TASK
Reproduce the complete listing without any deviation.

MATERIAL PROVIDED
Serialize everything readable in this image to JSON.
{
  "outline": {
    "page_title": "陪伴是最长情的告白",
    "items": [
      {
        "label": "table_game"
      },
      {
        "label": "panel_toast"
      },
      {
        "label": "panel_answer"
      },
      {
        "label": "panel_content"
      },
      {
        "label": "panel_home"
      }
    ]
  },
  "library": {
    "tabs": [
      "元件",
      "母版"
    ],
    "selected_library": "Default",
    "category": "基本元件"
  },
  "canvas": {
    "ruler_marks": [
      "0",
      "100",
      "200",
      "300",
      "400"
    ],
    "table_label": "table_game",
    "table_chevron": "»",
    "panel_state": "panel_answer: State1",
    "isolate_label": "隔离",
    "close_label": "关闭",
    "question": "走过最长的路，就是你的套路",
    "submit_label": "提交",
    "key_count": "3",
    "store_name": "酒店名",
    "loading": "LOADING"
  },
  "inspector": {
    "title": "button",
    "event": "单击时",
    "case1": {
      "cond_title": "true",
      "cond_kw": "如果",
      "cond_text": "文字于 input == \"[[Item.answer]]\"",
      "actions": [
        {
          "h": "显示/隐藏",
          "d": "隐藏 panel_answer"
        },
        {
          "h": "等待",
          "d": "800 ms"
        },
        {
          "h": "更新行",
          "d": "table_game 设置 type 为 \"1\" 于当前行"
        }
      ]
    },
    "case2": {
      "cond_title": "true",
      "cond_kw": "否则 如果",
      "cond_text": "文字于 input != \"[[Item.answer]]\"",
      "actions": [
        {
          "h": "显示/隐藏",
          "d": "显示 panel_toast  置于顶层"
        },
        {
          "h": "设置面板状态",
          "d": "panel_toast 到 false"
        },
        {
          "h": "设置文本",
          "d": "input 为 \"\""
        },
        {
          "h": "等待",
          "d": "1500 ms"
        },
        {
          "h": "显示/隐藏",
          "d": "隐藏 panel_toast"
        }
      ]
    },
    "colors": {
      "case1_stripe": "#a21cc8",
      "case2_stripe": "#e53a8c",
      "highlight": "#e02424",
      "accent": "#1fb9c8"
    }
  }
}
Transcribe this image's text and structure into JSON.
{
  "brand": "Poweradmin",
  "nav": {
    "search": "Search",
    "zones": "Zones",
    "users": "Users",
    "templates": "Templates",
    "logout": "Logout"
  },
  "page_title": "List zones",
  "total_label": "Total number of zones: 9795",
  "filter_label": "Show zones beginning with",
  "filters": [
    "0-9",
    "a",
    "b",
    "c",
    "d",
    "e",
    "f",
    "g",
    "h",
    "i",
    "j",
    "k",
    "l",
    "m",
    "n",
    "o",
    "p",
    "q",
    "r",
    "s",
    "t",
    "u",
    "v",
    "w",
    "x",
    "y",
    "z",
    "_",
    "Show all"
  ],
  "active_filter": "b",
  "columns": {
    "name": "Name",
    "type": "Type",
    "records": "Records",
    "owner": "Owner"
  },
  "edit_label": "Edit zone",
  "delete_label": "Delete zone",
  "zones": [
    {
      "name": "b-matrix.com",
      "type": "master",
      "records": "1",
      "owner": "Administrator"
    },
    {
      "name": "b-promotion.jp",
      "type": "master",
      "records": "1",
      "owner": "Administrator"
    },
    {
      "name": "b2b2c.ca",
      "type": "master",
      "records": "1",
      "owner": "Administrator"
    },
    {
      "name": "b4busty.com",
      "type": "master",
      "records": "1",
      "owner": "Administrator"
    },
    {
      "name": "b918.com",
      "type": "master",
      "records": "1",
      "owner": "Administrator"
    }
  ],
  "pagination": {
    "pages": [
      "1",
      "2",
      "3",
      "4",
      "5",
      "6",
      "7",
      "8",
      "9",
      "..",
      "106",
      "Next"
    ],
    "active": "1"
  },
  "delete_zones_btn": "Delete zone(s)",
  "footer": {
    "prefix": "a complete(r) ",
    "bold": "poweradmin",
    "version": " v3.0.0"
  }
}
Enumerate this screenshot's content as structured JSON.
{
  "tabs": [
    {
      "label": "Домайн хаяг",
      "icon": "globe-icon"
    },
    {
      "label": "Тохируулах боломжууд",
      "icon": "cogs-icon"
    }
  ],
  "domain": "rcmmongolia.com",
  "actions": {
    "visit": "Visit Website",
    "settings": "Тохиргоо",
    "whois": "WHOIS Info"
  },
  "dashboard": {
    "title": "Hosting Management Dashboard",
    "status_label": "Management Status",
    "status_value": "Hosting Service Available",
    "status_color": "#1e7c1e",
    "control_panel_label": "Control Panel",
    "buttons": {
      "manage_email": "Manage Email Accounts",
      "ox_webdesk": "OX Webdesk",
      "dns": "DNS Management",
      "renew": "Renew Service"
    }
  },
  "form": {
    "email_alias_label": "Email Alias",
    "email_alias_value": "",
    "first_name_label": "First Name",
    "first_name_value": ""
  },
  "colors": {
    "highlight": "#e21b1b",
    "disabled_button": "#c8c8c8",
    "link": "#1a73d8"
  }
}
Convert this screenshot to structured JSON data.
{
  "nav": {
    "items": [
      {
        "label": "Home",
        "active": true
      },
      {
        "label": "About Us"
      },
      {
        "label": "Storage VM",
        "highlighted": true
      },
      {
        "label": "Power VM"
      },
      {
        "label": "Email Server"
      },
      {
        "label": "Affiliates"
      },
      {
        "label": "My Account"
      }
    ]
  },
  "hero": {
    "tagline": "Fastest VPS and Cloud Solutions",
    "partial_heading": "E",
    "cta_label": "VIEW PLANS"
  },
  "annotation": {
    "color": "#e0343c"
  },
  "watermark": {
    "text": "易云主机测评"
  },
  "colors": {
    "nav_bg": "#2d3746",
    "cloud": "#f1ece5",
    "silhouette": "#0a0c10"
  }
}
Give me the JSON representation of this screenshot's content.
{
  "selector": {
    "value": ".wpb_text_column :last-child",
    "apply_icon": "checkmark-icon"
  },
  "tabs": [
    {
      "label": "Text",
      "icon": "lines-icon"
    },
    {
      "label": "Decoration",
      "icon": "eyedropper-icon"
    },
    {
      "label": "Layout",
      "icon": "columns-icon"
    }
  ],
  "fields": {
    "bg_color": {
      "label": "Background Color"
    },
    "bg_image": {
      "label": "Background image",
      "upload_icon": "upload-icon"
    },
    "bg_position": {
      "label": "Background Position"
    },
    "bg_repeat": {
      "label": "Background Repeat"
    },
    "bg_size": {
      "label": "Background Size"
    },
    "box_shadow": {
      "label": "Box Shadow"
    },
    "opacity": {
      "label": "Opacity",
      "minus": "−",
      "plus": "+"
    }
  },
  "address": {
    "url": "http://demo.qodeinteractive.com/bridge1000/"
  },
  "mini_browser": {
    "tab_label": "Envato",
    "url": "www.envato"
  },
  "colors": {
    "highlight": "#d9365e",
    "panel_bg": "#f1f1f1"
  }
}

ANSWER BELOW
Serialize everything readable in this image to JSON.
{
  "outline": {
    "page_title": "陪伴是最长情的告白",
    "items": [
      {
        "label": "table_game"
      },
      {
        "label": "panel_toast"
      },
      {
        "label": "panel_answer"
      },
      {
        "label": "panel_content"
      },
      {
        "label": "panel_home"
      }
    ]
  },
  "library": {
    "tabs": [
      "元件",
      "母版"
    ],
    "selected_library": "Default",
    "category": "基本元件"
  },
  "canvas": {
    "ruler_marks": [
      "0",
      "100",
      "200",
      "300",
      "400"
    ],
    "table_label": "table_game",
    "table_chevron": "»",
    "panel_state": "panel_answer: State1",
    "isolate_label": "隔离",
    "close_label": "关闭",
    "question": "走过最长的路，就是你的套路",
    "submit_label": "提交",
    "key_count": "3",
    "store_name": "酒店名",
    "loading": "LOADING"
  },
  "inspector": {
    "title": "button",
    "event": "单击时",
    "case1": {
      "cond_title": "true",
      "cond_kw": "如果",
      "cond_text": "文字于 input == \"[[Item.answer]]\"",
      "actions": [
        {
          "h": "显示/隐藏",
          "d": "隐藏 panel_answer"
        },
        {
          "h": "等待",
          "d": "800 ms"
        },
        {
          "h": "更新行",
          "d": "table_game 设置 type 为 \"1\" 于当前行"
        }
      ]
    },
    "case2": {
      "cond_title": "true",
      "cond_kw": "否则 如果",
      "cond_text": "文字于 input != \"[[Item.answer]]\"",
      "actions": [
        {
          "h": "显示/隐藏",
          "d": "显示 panel_toast  置于顶层"
        },
        {
          "h": "设置面板状态",
          "d": "panel_toast 到 false"
        },
        {
          "h": "设置文本",
          "d": "input 为 \"\""
        },
        {
          "h": "等待",
          "d": "1500 ms"
        },
        {
          "h": "显示/隐藏",
          "d": "隐藏 panel_toast"
        }
      ]
    },
    "colors": {
      "case1_stripe": "#a21cc8",
      "case2_stripe": "#e53a8c",
      "highlight": "#e02424",
      "accent": "#1fb9c8"
    }
  }
}
Transcribe this image's text and structure into JSON.
{
  "brand": "Poweradmin",
  "nav": {
    "search": "Search",
    "zones": "Zones",
    "users": "Users",
    "templates": "Templates",
    "logout": "Logout"
  },
  "page_title": "List zones",
  "total_label": "Total number of zones: 9795",
  "filter_label": "Show zones beginning with",
  "filters": [
    "0-9",
    "a",
    "b",
    "c",
    "d",
    "e",
    "f",
    "g",
    "h",
    "i",
    "j",
    "k",
    "l",
    "m",
    "n",
    "o",
    "p",
    "q",
    "r",
    "s",
    "t",
    "u",
    "v",
    "w",
    "x",
    "y",
    "z",
    "_",
    "Show all"
  ],
  "active_filter": "b",
  "columns": {
    "name": "Name",
    "type": "Type",
    "records": "Records",
    "owner": "Owner"
  },
  "edit_label": "Edit zone",
  "delete_label": "Delete zone",
  "zones": [
    {
      "name": "b-matrix.com",
      "type": "master",
      "records": "1",
      "owner": "Administrator"
    },
    {
      "name": "b-promotion.jp",
      "type": "master",
      "records": "1",
      "owner": "Administrator"
    },
    {
      "name": "b2b2c.ca",
      "type": "master",
      "records": "1",
      "owner": "Administrator"
    },
    {
      "name": "b4busty.com",
      "type": "master",
      "records": "1",
      "owner": "Administrator"
    },
    {
      "name": "b918.com",
      "type": "master",
      "records": "1",
      "owner": "Administrator"
    }
  ],
  "pagination": {
    "pages": [
      "1",
      "2",
      "3",
      "4",
      "5",
      "6",
      "7",
      "8",
      "9",
      "..",
      "106",
      "Next"
    ],
    "active": "1"
  },
  "delete_zones_btn": "Delete zone(s)",
  "footer": {
    "prefix": "a complete(r) ",
    "bold": "poweradmin",
    "version": " v3.0.0"
  }
}
Enumerate this screenshot's content as structured JSON.
{
  "tabs": [
    {
      "label": "Домайн хаяг",
      "icon": "globe-icon"
    },
    {
      "label": "Тохируулах боломжууд",
      "icon": "cogs-icon"
    }
  ],
  "domain": "rcmmongolia.com",
  "actions": {
    "visit": "Visit Website",
    "settings": "Тохиргоо",
    "whois": "WHOIS Info"
  },
  "dashboard": {
    "title": "Hosting Management Dashboard",
    "status_label": "Management Status",
    "status_value": "Hosting Service Available",
    "status_color": "#1e7c1e",
    "control_panel_label": "Control Panel",
    "buttons": {
      "manage_email": "Manage Email Accounts",
      "ox_webdesk": "OX Webdesk",
      "dns": "DNS Management",
      "renew": "Renew Service"
    }
  },
  "form": {
    "email_alias_label": "Email Alias",
    "email_alias_value": "",
    "first_name_label": "First Name",
    "first_name_value": ""
  },
  "colors": {
    "highlight": "#e21b1b",
    "disabled_button": "#c8c8c8",
    "link": "#1a73d8"
  }
}
Convert this screenshot to structured JSON data.
{
  "nav": {
    "items": [
      {
        "label": "Home",
        "active": true
      },
      {
        "label": "About Us"
      },
      {
        "label": "Storage VM",
        "highlighted": true
      },
      {
        "label": "Power VM"
      },
      {
        "label": "Email Server"
      },
      {
        "label": "Affiliates"
      },
      {
        "label": "My Account"
      }
    ]
  },
  "hero": {
    "tagline": "Fastest VPS and Cloud Solutions",
    "partial_heading": "E",
    "cta_label": "VIEW PLANS"
  },
  "annotation": {
    "color": "#e0343c"
  },
  "watermark": {
    "text": "易云主机测评"
  },
  "colors": {
    "nav_bg": "#2d3746",
    "cloud": "#f1ece5",
    "silhouette": "#0a0c10"
  }
}
Give me the JSON representation of this screenshot's content.
{
  "selector": {
    "value": ".wpb_text_column :last-child",
    "apply_icon": "checkmark-icon"
  },
  "tabs": [
    {
      "label": "Text",
      "icon": "lines-icon"
    },
    {
      "label": "Decoration",
      "icon": "eyedropper-icon"
    },
    {
      "label": "Layout",
      "icon": "columns-icon"
    }
  ],
  "fields": {
    "bg_color": {
      "label": "Background Color"
    },
    "bg_image": {
      "label": "Background image",
      "upload_icon": "upload-icon"
    },
    "bg_position": {
      "label": "Background Position"
    },
    "bg_repeat": {
      "label": "Background Repeat"
    },
    "bg_size": {
      "label": "Background Size"
    },
    "box_shadow": {
      "label": "Box Shadow"
    },
    "opacity": {
      "label": "Opacity",
      "minus": "−",
      "plus": "+"
    }
  },
  "address": {
    "url": "http://demo.qodeinteractive.com/bridge1000/"
  },
  "mini_browser": {
    "tab_label": "Envato",
    "url": "www.envato"
  },
  "colors": {
    "highlight": "#d9365e",
    "panel_bg": "#f1f1f1"
  }
}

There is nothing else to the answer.